# WHAT THE TASK REQUIRES:
From the listing that follows, extract every line and set it down unaltered.

[Stored records]
#####

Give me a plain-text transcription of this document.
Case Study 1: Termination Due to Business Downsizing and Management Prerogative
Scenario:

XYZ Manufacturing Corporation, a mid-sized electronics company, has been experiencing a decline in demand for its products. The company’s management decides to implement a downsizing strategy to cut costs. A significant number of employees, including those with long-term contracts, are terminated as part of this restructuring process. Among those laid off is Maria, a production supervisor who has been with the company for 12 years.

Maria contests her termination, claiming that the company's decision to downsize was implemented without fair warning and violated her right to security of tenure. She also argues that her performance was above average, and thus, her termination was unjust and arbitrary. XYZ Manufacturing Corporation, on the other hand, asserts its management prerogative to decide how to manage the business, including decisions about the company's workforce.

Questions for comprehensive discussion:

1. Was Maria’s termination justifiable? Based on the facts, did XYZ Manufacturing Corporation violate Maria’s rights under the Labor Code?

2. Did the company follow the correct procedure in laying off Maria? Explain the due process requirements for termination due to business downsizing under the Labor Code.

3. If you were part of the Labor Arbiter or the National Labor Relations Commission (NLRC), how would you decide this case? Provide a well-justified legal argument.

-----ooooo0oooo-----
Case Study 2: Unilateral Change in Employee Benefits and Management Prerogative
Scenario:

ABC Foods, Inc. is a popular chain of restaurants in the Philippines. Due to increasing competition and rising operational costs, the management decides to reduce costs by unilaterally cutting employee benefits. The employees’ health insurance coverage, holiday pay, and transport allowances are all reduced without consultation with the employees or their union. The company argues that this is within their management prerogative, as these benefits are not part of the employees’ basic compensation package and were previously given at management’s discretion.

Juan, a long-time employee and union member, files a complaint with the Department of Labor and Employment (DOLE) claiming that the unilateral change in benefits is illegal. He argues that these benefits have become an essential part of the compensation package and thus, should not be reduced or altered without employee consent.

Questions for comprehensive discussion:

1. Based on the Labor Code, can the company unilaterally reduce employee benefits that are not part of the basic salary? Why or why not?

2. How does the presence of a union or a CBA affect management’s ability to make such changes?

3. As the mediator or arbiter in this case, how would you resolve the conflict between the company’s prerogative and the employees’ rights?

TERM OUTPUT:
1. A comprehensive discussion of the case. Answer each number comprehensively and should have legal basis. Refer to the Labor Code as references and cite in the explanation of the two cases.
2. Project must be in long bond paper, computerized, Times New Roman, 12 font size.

#####

# ANSWER IN FULL:
Give me a plain-text transcription of this document.
Case Study 1: Termination Due to Business Downsizing and Management Prerogative
Scenario:

XYZ Manufacturing Corporation, a mid-sized electronics company, has been experiencing a decline in demand for its products. The company’s management decides to implement a downsizing strategy to cut costs. A significant number of employees, including those with long-term contracts, are terminated as part of this restructuring process. Among those laid off is Maria, a production supervisor who has been with the company for 12 years.

Maria contests her termination, claiming that the company's decision to downsize was implemented without fair warning and violated her right to security of tenure. She also argues that her performance was above average, and thus, her termination was unjust and arbitrary. XYZ Manufacturing Corporation, on the other hand, asserts its management prerogative to decide how to manage the business, including decisions about the company's workforce.

Questions for comprehensive discussion:

1. Was Maria’s termination justifiable? Based on the facts, did XYZ Manufacturing Corporation violate Maria’s rights under the Labor Code?

2. Did the company follow the correct procedure in laying off Maria? Explain the due process requirements for termination due to business downsizing under the Labor Code.

3. If you were part of the Labor Arbiter or the National Labor Relations Commission (NLRC), how would you decide this case? Provide a well-justified legal argument.

-----ooooo0oooo-----
Case Study 2: Unilateral Change in Employee Benefits and Management Prerogative
Scenario:

ABC Foods, Inc. is a popular chain of restaurants in the Philippines. Due to increasing competition and rising operational costs, the management decides to reduce costs by unilaterally cutting employee benefits. The employees’ health insurance coverage, holiday pay, and transport allowances are all reduced without consultation with the employees or their union. The company argues that this is within their management prerogative, as these benefits are not part of the employees’ basic compensation package and were previously given at management’s discretion.

Juan, a long-time employee and union member, files a complaint with the Department of Labor and Employment (DOLE) claiming that the unilateral change in benefits is illegal. He argues that these benefits have become an essential part of the compensation package and thus, should not be reduced or altered without employee consent.

Questions for comprehensive discussion:

1. Based on the Labor Code, can the company unilaterally reduce employee benefits that are not part of the basic salary? Why or why not?

2. How does the presence of a union or a CBA affect management’s ability to make such changes?

3. As the mediator or arbiter in this case, how would you resolve the conflict between the company’s prerogative and the employees’ rights?

TERM OUTPUT:
1. A comprehensive discussion of the case. Answer each number comprehensively and should have legal basis. Refer to the Labor Code as references and cite in the explanation of the two cases.
2. Project must be in long bond paper, computerized, Times New Roman, 12 font size.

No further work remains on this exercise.